*** Given records ***
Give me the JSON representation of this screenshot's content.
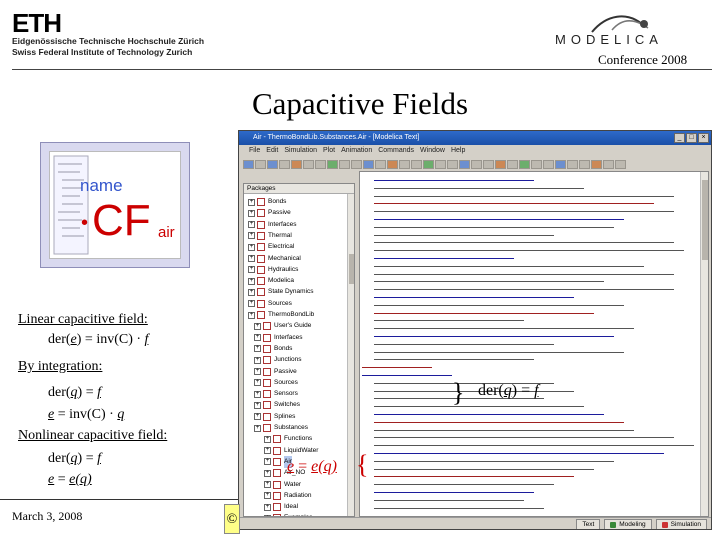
{
  "header": {
    "eth_logo_text": "ETH",
    "eth_line1": "Eidgenössische Technische Hochschule Zürich",
    "eth_line2": "Swiss Federal Institute of Technology Zurich",
    "modelica_logo_text": "MODELICA",
    "conference": "Conference 2008"
  },
  "slide": {
    "title": "Capacitive Fields",
    "date": "March 3, 2008",
    "copyright_glyph": "©"
  },
  "cf_icon": {
    "name_label": "name",
    "bullet": "•",
    "main": "CF",
    "subscript": "air"
  },
  "left_text": {
    "linear_heading": "Linear capacitive field:",
    "linear_eq_prefix": "der(",
    "linear_eq_var": "e",
    "linear_eq_mid": ") = inv(C) · ",
    "linear_eq_f": "f",
    "integration_heading": "By integration:",
    "int_eq1_prefix": "der(",
    "int_eq1_var": "q",
    "int_eq1_mid": ") = ",
    "int_eq1_f": "f",
    "int_eq2_e": "e",
    "int_eq2_mid": " = inv(C) · ",
    "int_eq2_q": "q",
    "nonlinear_heading": "Nonlinear capacitive field:",
    "nl_eq1_prefix": "der(",
    "nl_eq1_var": "q",
    "nl_eq1_mid": ") = ",
    "nl_eq1_f": "f",
    "nl_eq2_e": "e",
    "nl_eq2_mid": " = ",
    "nl_eq2_fn": "e(q)"
  },
  "overlay": {
    "brace_right": "}",
    "right_eq_prefix": "der(",
    "right_eq_var": "q",
    "right_eq_mid": ") = ",
    "right_eq_f": "f",
    "red_eq_e": "e",
    "red_eq_mid": " = ",
    "red_eq_fn": "e(q)",
    "brace_left": "{"
  },
  "window": {
    "title": "Air - ThermoBondLib.Substances.Air - [Modelica Text]",
    "buttons": [
      "_",
      "□",
      "×"
    ],
    "menu": [
      "File",
      "Edit",
      "Simulation",
      "Plot",
      "Animation",
      "Commands",
      "Window",
      "Help"
    ],
    "packages_header": "Packages",
    "packages": [
      {
        "label": "Bonds",
        "selected": false
      },
      {
        "label": "Passive",
        "selected": false
      },
      {
        "label": "Interfaces",
        "selected": false
      },
      {
        "label": "Thermal",
        "selected": false
      },
      {
        "label": "Electrical",
        "selected": false
      },
      {
        "label": "Mechanical",
        "selected": false
      },
      {
        "label": "Hydraulics",
        "selected": false
      },
      {
        "label": "Modelica",
        "selected": false
      },
      {
        "label": "State Dynamics",
        "selected": false
      },
      {
        "label": "Sources",
        "selected": false
      },
      {
        "label": "ThermoBondLib",
        "selected": false
      },
      {
        "label": "User's Guide",
        "selected": false
      },
      {
        "label": "Interfaces",
        "selected": false
      },
      {
        "label": "Bonds",
        "selected": false
      },
      {
        "label": "Junctions",
        "selected": false
      },
      {
        "label": "Passive",
        "selected": false
      },
      {
        "label": "Sources",
        "selected": false
      },
      {
        "label": "Sensors",
        "selected": false
      },
      {
        "label": "Switches",
        "selected": false
      },
      {
        "label": "Splines",
        "selected": false
      },
      {
        "label": "Substances",
        "selected": false
      },
      {
        "label": "Functions",
        "selected": false
      },
      {
        "label": "LiquidWater",
        "selected": false
      },
      {
        "label": "Air",
        "selected": true
      },
      {
        "label": "Air_NO",
        "selected": false
      },
      {
        "label": "Water",
        "selected": false
      },
      {
        "label": "Radiation",
        "selected": false
      },
      {
        "label": "Ideal",
        "selected": false
      },
      {
        "label": "Examples",
        "selected": false
      }
    ],
    "status_buttons": [
      "Text",
      "Modeling",
      "Simulation"
    ]
  }
}
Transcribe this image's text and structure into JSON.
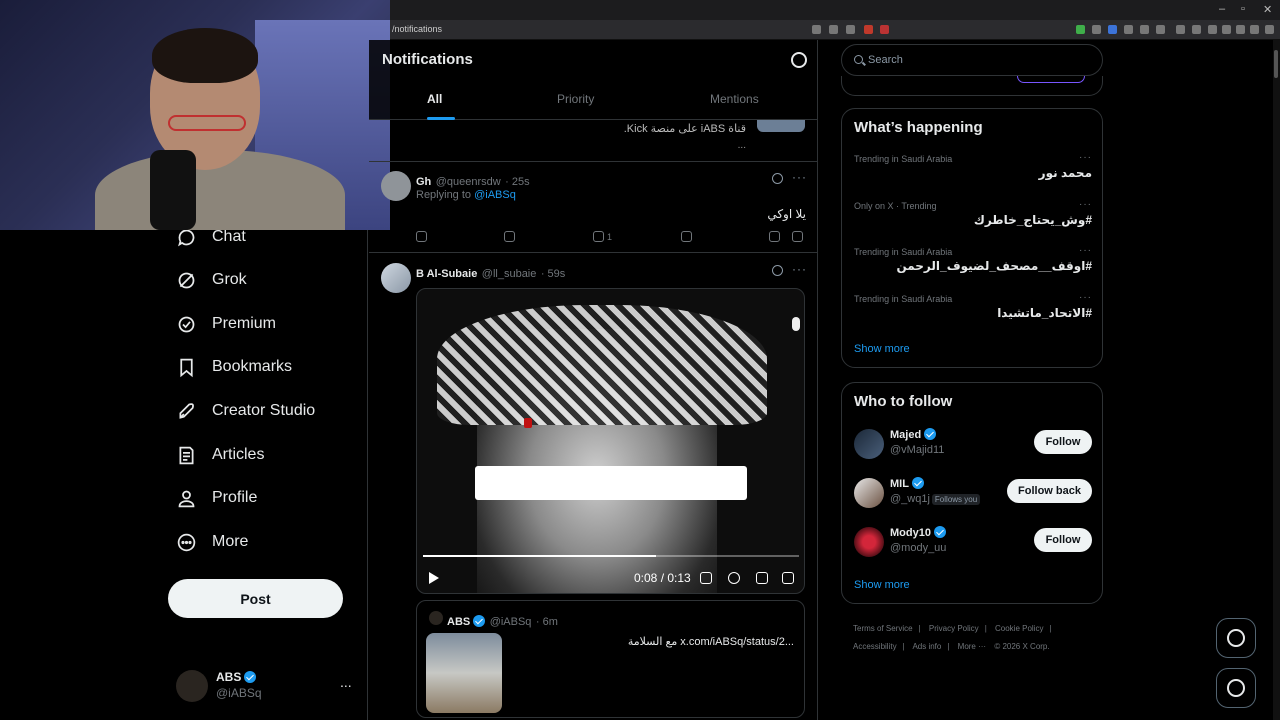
***
**Exercise goal:** Locate the word "title" in the records and collect each line it appears in.

**Output:**
    "title": "Capacitive Fields",
    "title": "Air - ThermoBondLib.Substances.Air - [Modelica Text]",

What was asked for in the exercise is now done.